Start of Data for this exercise

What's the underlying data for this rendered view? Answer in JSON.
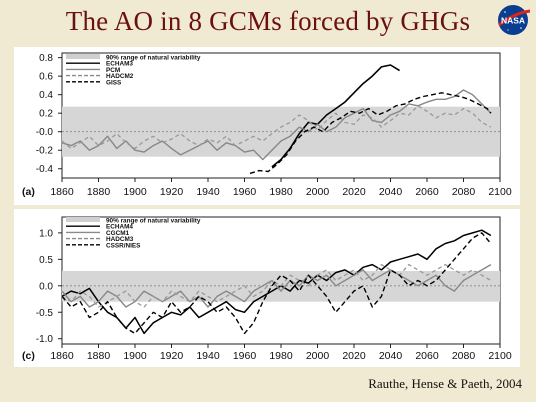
{
  "slide": {
    "title": "The AO in 8 GCMs forced by GHGs",
    "logo_text": "NASA",
    "citation": "Rauthe, Hense & Paeth, 2004"
  },
  "chart_data": [
    {
      "type": "line",
      "panel_label": "(a)",
      "xlim": [
        1860,
        2100
      ],
      "ylim": [
        -0.5,
        0.85
      ],
      "xticks": [
        1860,
        1880,
        1900,
        1920,
        1940,
        1960,
        1980,
        2000,
        2020,
        2040,
        2060,
        2080,
        2100
      ],
      "yticks": [
        0.8,
        0.6,
        0.4,
        0.2,
        0.0,
        -0.2,
        -0.4
      ],
      "ytick_labels": [
        "0.8",
        "0.6",
        "0.4",
        "0.2",
        "-0.0",
        "-0.2",
        "-0.4"
      ],
      "natural_variability_band": [
        -0.27,
        0.27
      ],
      "zero_line": 0.0,
      "legend_position": "top-left",
      "legend": [
        {
          "label": "90% range of natural variability",
          "style": "band"
        },
        {
          "label": "ECHAM3",
          "style": "solid-black"
        },
        {
          "label": "PCM",
          "style": "solid-gray"
        },
        {
          "label": "HADCM2",
          "style": "dashed-gray"
        },
        {
          "label": "GISS",
          "style": "dashed-black"
        }
      ],
      "series": [
        {
          "name": "ECHAM3",
          "color": "#000000",
          "dash": "",
          "width": 1.6,
          "x": [
            1975,
            1980,
            1985,
            1990,
            1995,
            2000,
            2005,
            2010,
            2015,
            2020,
            2025,
            2030,
            2035,
            2040,
            2045
          ],
          "y": [
            -0.38,
            -0.3,
            -0.18,
            -0.02,
            0.1,
            0.08,
            0.18,
            0.25,
            0.32,
            0.42,
            0.52,
            0.6,
            0.7,
            0.72,
            0.66
          ]
        },
        {
          "name": "PCM",
          "color": "#888888",
          "dash": "",
          "width": 1.4,
          "x": [
            1860,
            1865,
            1870,
            1875,
            1880,
            1885,
            1890,
            1895,
            1900,
            1905,
            1910,
            1915,
            1920,
            1925,
            1930,
            1935,
            1940,
            1945,
            1950,
            1955,
            1960,
            1965,
            1970,
            1975,
            1980,
            1985,
            1990,
            1995,
            2000,
            2005,
            2010,
            2015,
            2020,
            2025,
            2030,
            2035,
            2040,
            2045,
            2050,
            2055,
            2060,
            2065,
            2070,
            2075,
            2080,
            2085,
            2090,
            2095
          ],
          "y": [
            -0.12,
            -0.15,
            -0.1,
            -0.2,
            -0.15,
            -0.05,
            -0.18,
            -0.1,
            -0.2,
            -0.22,
            -0.15,
            -0.1,
            -0.18,
            -0.25,
            -0.2,
            -0.15,
            -0.1,
            -0.2,
            -0.12,
            -0.15,
            -0.22,
            -0.2,
            -0.3,
            -0.2,
            -0.1,
            -0.05,
            0.05,
            0.0,
            0.08,
            0.0,
            0.05,
            0.15,
            0.2,
            0.25,
            0.12,
            0.1,
            0.18,
            0.22,
            0.3,
            0.28,
            0.32,
            0.35,
            0.35,
            0.38,
            0.45,
            0.4,
            0.3,
            0.2
          ]
        },
        {
          "name": "HADCM2",
          "color": "#999999",
          "dash": "4,3",
          "width": 1.3,
          "x": [
            1860,
            1865,
            1870,
            1875,
            1880,
            1885,
            1890,
            1895,
            1900,
            1905,
            1910,
            1915,
            1920,
            1925,
            1930,
            1935,
            1940,
            1945,
            1950,
            1955,
            1960,
            1965,
            1970,
            1975,
            1980,
            1985,
            1990,
            1995,
            2000,
            2005,
            2010,
            2015,
            2020,
            2025,
            2030,
            2035,
            2040,
            2045,
            2050,
            2055,
            2060,
            2065,
            2070,
            2075,
            2080,
            2085,
            2090,
            2095
          ],
          "y": [
            -0.1,
            -0.18,
            -0.12,
            -0.05,
            -0.15,
            -0.1,
            -0.02,
            -0.12,
            -0.18,
            -0.1,
            -0.05,
            -0.12,
            -0.08,
            -0.02,
            -0.1,
            -0.15,
            -0.08,
            -0.12,
            -0.05,
            -0.15,
            -0.1,
            -0.05,
            -0.1,
            -0.02,
            0.05,
            0.1,
            0.18,
            0.12,
            0.02,
            0.12,
            0.2,
            0.1,
            0.08,
            0.18,
            0.15,
            0.05,
            0.12,
            0.2,
            0.18,
            0.28,
            0.22,
            0.15,
            0.2,
            0.18,
            0.25,
            0.2,
            0.1,
            0.05
          ]
        },
        {
          "name": "GISS",
          "color": "#000000",
          "dash": "5,3",
          "width": 1.4,
          "x": [
            1963,
            1968,
            1973,
            1978,
            1983,
            1988,
            1993,
            1998,
            2003,
            2008,
            2013,
            2018,
            2023,
            2028,
            2033,
            2038,
            2043,
            2048,
            2053,
            2058,
            2063,
            2068,
            2073,
            2078,
            2083,
            2088,
            2093,
            2095
          ],
          "y": [
            -0.45,
            -0.42,
            -0.43,
            -0.35,
            -0.25,
            -0.1,
            0.0,
            0.05,
            0.0,
            0.1,
            0.15,
            0.22,
            0.2,
            0.25,
            0.18,
            0.22,
            0.28,
            0.3,
            0.35,
            0.38,
            0.4,
            0.42,
            0.4,
            0.38,
            0.35,
            0.3,
            0.25,
            0.2
          ]
        }
      ]
    },
    {
      "type": "line",
      "panel_label": "(c)",
      "xlim": [
        1860,
        2100
      ],
      "ylim": [
        -1.1,
        1.3
      ],
      "xticks": [
        1860,
        1880,
        1900,
        1920,
        1940,
        1960,
        1980,
        2000,
        2020,
        2040,
        2060,
        2080,
        2100
      ],
      "yticks": [
        1.0,
        0.5,
        0.0,
        -0.5,
        -1.0
      ],
      "ytick_labels": [
        "1.0",
        "0.5",
        "0.0",
        "-0.5",
        "-1.0"
      ],
      "natural_variability_band": [
        -0.3,
        0.28
      ],
      "zero_line": 0.0,
      "legend_position": "top-left",
      "legend": [
        {
          "label": "90% range of natural variability",
          "style": "band"
        },
        {
          "label": "ECHAM4",
          "style": "solid-black"
        },
        {
          "label": "CGCM1",
          "style": "solid-gray"
        },
        {
          "label": "HADCM3",
          "style": "dashed-gray"
        },
        {
          "label": "CSSR/NIES",
          "style": "dashed-black"
        }
      ],
      "series": [
        {
          "name": "ECHAM4",
          "color": "#000000",
          "dash": "",
          "width": 1.5,
          "x": [
            1860,
            1865,
            1870,
            1875,
            1880,
            1885,
            1890,
            1895,
            1900,
            1905,
            1910,
            1915,
            1920,
            1925,
            1930,
            1935,
            1940,
            1945,
            1950,
            1955,
            1960,
            1965,
            1970,
            1975,
            1980,
            1985,
            1990,
            1995,
            2000,
            2005,
            2010,
            2015,
            2020,
            2025,
            2030,
            2035,
            2040,
            2045,
            2050,
            2055,
            2060,
            2065,
            2070,
            2075,
            2080,
            2085,
            2090,
            2095
          ],
          "y": [
            -0.2,
            -0.1,
            -0.15,
            -0.05,
            -0.3,
            -0.5,
            -0.6,
            -0.8,
            -0.6,
            -0.9,
            -0.7,
            -0.6,
            -0.5,
            -0.55,
            -0.4,
            -0.6,
            -0.5,
            -0.4,
            -0.3,
            -0.45,
            -0.5,
            -0.3,
            -0.2,
            -0.1,
            0.0,
            -0.1,
            0.1,
            0.05,
            0.2,
            0.1,
            0.25,
            0.3,
            0.2,
            0.35,
            0.4,
            0.3,
            0.45,
            0.5,
            0.55,
            0.6,
            0.5,
            0.7,
            0.8,
            0.85,
            0.95,
            1.0,
            1.05,
            0.95
          ]
        },
        {
          "name": "CGCM1",
          "color": "#888888",
          "dash": "",
          "width": 1.4,
          "x": [
            1860,
            1865,
            1870,
            1875,
            1880,
            1885,
            1890,
            1895,
            1900,
            1905,
            1910,
            1915,
            1920,
            1925,
            1930,
            1935,
            1940,
            1945,
            1950,
            1955,
            1960,
            1965,
            1970,
            1975,
            1980,
            1985,
            1990,
            1995,
            2000,
            2005,
            2010,
            2015,
            2020,
            2025,
            2030,
            2035,
            2040,
            2045,
            2050,
            2055,
            2060,
            2065,
            2070,
            2075,
            2080,
            2085,
            2090,
            2095
          ],
          "y": [
            -0.1,
            -0.3,
            -0.2,
            -0.4,
            -0.3,
            -0.1,
            -0.2,
            -0.4,
            -0.3,
            -0.1,
            -0.2,
            -0.3,
            -0.2,
            -0.1,
            -0.3,
            -0.2,
            -0.4,
            -0.2,
            -0.1,
            -0.2,
            -0.3,
            -0.1,
            0.0,
            0.1,
            -0.1,
            0.1,
            0.0,
            0.2,
            0.1,
            0.2,
            0.0,
            0.1,
            0.2,
            0.3,
            0.1,
            0.2,
            0.3,
            0.2,
            0.1,
            0.0,
            0.1,
            0.2,
            0.0,
            -0.1,
            0.1,
            0.2,
            0.3,
            0.4
          ]
        },
        {
          "name": "HADCM3",
          "color": "#999999",
          "dash": "4,3",
          "width": 1.3,
          "x": [
            1860,
            1865,
            1870,
            1875,
            1880,
            1885,
            1890,
            1895,
            1900,
            1905,
            1910,
            1915,
            1920,
            1925,
            1930,
            1935,
            1940,
            1945,
            1950,
            1955,
            1960,
            1965,
            1970,
            1975,
            1980,
            1985,
            1990,
            1995,
            2000,
            2005,
            2010,
            2015,
            2020,
            2025,
            2030,
            2035,
            2040,
            2045,
            2050,
            2055,
            2060,
            2065,
            2070,
            2075,
            2080,
            2085,
            2090,
            2095
          ],
          "y": [
            -0.2,
            -0.3,
            -0.1,
            -0.2,
            -0.4,
            -0.3,
            -0.2,
            -0.1,
            -0.3,
            -0.4,
            -0.2,
            -0.3,
            -0.1,
            -0.2,
            -0.3,
            -0.1,
            -0.2,
            -0.3,
            -0.2,
            -0.1,
            0.0,
            -0.2,
            -0.1,
            0.1,
            0.0,
            0.2,
            0.1,
            0.0,
            0.2,
            0.3,
            0.1,
            0.2,
            0.3,
            0.1,
            0.2,
            0.4,
            0.3,
            0.2,
            0.4,
            0.3,
            0.2,
            0.3,
            0.4,
            0.3,
            0.2,
            0.3,
            0.2,
            0.1
          ]
        },
        {
          "name": "CSSR/NIES",
          "color": "#000000",
          "dash": "5,3",
          "width": 1.4,
          "x": [
            1860,
            1865,
            1870,
            1875,
            1880,
            1885,
            1890,
            1895,
            1900,
            1905,
            1910,
            1915,
            1920,
            1925,
            1930,
            1935,
            1940,
            1945,
            1950,
            1955,
            1960,
            1965,
            1970,
            1975,
            1980,
            1985,
            1990,
            1995,
            2000,
            2005,
            2010,
            2015,
            2020,
            2025,
            2030,
            2035,
            2040,
            2045,
            2050,
            2055,
            2060,
            2065,
            2070,
            2075,
            2080,
            2085,
            2090,
            2095
          ],
          "y": [
            -0.2,
            -0.4,
            -0.3,
            -0.6,
            -0.5,
            -0.3,
            -0.6,
            -0.8,
            -0.9,
            -0.7,
            -0.5,
            -0.6,
            -0.3,
            -0.5,
            -0.4,
            -0.2,
            -0.3,
            -0.5,
            -0.4,
            -0.6,
            -0.9,
            -0.7,
            -0.3,
            0.0,
            0.2,
            0.1,
            -0.1,
            0.2,
            0.0,
            -0.2,
            -0.5,
            -0.3,
            -0.1,
            0.0,
            -0.4,
            -0.2,
            0.3,
            0.2,
            0.0,
            0.1,
            0.0,
            0.1,
            0.3,
            0.5,
            0.7,
            0.9,
            1.0,
            0.8
          ]
        }
      ]
    }
  ]
}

End of Data for this exercise

Aim
Select and copy every line of the material that holds the string "name".

Result
          "name": "ECHAM3",
          "name": "PCM",
          "name": "HADCM2",
          "name": "GISS",
          "name": "ECHAM4",
          "name": "CGCM1",
          "name": "HADCM3",
          "name": "CSSR/NIES",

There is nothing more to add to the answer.